Problem description >> Find the lines holding "category" and copy them.

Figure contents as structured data
* BEGIN *

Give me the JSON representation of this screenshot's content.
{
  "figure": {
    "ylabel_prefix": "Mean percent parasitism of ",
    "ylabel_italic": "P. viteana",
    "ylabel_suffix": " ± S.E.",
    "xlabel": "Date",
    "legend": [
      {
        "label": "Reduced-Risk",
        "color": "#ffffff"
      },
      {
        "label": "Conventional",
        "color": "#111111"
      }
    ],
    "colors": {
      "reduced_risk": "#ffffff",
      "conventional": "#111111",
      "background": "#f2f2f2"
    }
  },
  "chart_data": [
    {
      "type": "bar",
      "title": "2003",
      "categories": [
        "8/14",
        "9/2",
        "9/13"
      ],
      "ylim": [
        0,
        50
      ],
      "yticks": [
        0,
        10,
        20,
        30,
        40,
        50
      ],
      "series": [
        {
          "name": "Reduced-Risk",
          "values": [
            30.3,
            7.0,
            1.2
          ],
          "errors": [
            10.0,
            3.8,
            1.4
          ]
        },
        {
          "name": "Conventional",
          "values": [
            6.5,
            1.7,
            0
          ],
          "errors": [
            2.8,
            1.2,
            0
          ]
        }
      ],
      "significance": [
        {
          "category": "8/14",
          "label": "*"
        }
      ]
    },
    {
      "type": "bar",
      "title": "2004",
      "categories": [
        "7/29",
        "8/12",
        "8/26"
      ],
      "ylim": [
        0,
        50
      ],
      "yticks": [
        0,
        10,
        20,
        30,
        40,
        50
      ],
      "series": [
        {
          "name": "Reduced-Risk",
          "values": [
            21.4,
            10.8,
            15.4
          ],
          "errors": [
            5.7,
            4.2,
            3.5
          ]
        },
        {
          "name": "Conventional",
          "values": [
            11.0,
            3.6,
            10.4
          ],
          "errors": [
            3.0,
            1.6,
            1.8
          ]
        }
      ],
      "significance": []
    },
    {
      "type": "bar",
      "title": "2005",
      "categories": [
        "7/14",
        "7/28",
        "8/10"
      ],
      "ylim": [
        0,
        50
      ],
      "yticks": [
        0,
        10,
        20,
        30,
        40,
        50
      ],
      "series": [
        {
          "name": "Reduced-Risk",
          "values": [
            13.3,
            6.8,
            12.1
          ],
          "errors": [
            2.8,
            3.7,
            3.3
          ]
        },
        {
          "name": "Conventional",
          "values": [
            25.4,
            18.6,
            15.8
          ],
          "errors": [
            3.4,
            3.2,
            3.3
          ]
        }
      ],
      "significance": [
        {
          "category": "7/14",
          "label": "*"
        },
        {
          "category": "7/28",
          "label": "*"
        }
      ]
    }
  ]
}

* END *

Exercise solution >>
          "category": "8/14",
          "category": "7/14",
          "category": "7/28",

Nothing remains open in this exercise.